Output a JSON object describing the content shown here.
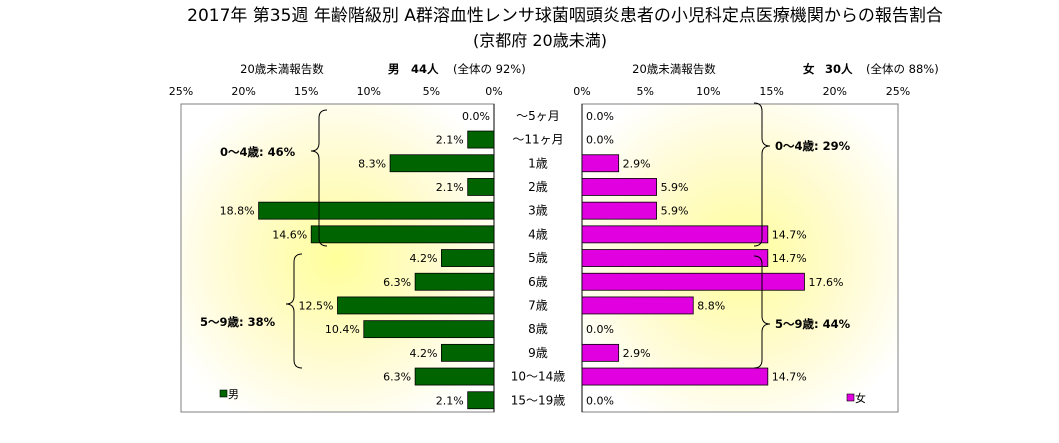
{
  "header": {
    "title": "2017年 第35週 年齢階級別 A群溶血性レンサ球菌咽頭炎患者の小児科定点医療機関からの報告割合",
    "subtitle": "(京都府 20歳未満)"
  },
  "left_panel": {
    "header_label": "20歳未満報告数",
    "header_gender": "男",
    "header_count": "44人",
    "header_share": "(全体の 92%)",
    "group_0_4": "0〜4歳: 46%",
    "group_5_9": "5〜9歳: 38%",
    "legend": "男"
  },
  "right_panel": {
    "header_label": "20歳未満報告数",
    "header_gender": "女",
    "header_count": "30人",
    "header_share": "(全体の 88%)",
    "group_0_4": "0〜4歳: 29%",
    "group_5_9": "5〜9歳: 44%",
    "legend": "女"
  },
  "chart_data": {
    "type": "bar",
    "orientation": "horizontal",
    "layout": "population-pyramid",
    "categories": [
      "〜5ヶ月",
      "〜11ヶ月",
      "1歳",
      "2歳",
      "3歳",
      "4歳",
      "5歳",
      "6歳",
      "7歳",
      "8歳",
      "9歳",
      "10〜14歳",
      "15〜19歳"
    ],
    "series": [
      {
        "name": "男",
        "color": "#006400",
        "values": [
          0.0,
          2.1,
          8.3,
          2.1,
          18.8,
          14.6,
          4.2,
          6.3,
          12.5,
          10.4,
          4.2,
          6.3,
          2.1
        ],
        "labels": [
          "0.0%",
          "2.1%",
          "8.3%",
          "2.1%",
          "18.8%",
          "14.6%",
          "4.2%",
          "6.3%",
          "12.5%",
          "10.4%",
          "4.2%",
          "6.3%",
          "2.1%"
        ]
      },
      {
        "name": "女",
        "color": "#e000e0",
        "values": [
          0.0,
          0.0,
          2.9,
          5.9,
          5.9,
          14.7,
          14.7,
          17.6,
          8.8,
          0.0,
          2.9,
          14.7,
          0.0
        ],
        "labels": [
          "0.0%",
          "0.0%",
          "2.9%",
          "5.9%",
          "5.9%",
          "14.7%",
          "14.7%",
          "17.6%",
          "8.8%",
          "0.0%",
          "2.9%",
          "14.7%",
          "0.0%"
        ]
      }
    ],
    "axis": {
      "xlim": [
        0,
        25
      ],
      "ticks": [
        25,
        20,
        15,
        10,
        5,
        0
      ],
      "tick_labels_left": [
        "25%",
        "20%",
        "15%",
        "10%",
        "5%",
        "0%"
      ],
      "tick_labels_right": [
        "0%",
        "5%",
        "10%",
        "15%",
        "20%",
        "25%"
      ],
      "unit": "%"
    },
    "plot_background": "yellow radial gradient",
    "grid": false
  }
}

Stated exercise>
Give every record again exactly, apart from the pictures, which stay out.

Exercise solution>
Output a JSON object describing the content shown here.
{
  "header": {
    "title": "2017年 第35週 年齢階級別 A群溶血性レンサ球菌咽頭炎患者の小児科定点医療機関からの報告割合",
    "subtitle": "(京都府 20歳未満)"
  },
  "left_panel": {
    "header_label": "20歳未満報告数",
    "header_gender": "男",
    "header_count": "44人",
    "header_share": "(全体の 92%)",
    "group_0_4": "0〜4歳: 46%",
    "group_5_9": "5〜9歳: 38%",
    "legend": "男"
  },
  "right_panel": {
    "header_label": "20歳未満報告数",
    "header_gender": "女",
    "header_count": "30人",
    "header_share": "(全体の 88%)",
    "group_0_4": "0〜4歳: 29%",
    "group_5_9": "5〜9歳: 44%",
    "legend": "女"
  },
  "chart_data": {
    "type": "bar",
    "orientation": "horizontal",
    "layout": "population-pyramid",
    "categories": [
      "〜5ヶ月",
      "〜11ヶ月",
      "1歳",
      "2歳",
      "3歳",
      "4歳",
      "5歳",
      "6歳",
      "7歳",
      "8歳",
      "9歳",
      "10〜14歳",
      "15〜19歳"
    ],
    "series": [
      {
        "name": "男",
        "color": "#006400",
        "values": [
          0.0,
          2.1,
          8.3,
          2.1,
          18.8,
          14.6,
          4.2,
          6.3,
          12.5,
          10.4,
          4.2,
          6.3,
          2.1
        ],
        "labels": [
          "0.0%",
          "2.1%",
          "8.3%",
          "2.1%",
          "18.8%",
          "14.6%",
          "4.2%",
          "6.3%",
          "12.5%",
          "10.4%",
          "4.2%",
          "6.3%",
          "2.1%"
        ]
      },
      {
        "name": "女",
        "color": "#e000e0",
        "values": [
          0.0,
          0.0,
          2.9,
          5.9,
          5.9,
          14.7,
          14.7,
          17.6,
          8.8,
          0.0,
          2.9,
          14.7,
          0.0
        ],
        "labels": [
          "0.0%",
          "0.0%",
          "2.9%",
          "5.9%",
          "5.9%",
          "14.7%",
          "14.7%",
          "17.6%",
          "8.8%",
          "0.0%",
          "2.9%",
          "14.7%",
          "0.0%"
        ]
      }
    ],
    "axis": {
      "xlim": [
        0,
        25
      ],
      "ticks": [
        25,
        20,
        15,
        10,
        5,
        0
      ],
      "tick_labels_left": [
        "25%",
        "20%",
        "15%",
        "10%",
        "5%",
        "0%"
      ],
      "tick_labels_right": [
        "0%",
        "5%",
        "10%",
        "15%",
        "20%",
        "25%"
      ],
      "unit": "%"
    },
    "plot_background": "yellow radial gradient",
    "grid": false
  }
}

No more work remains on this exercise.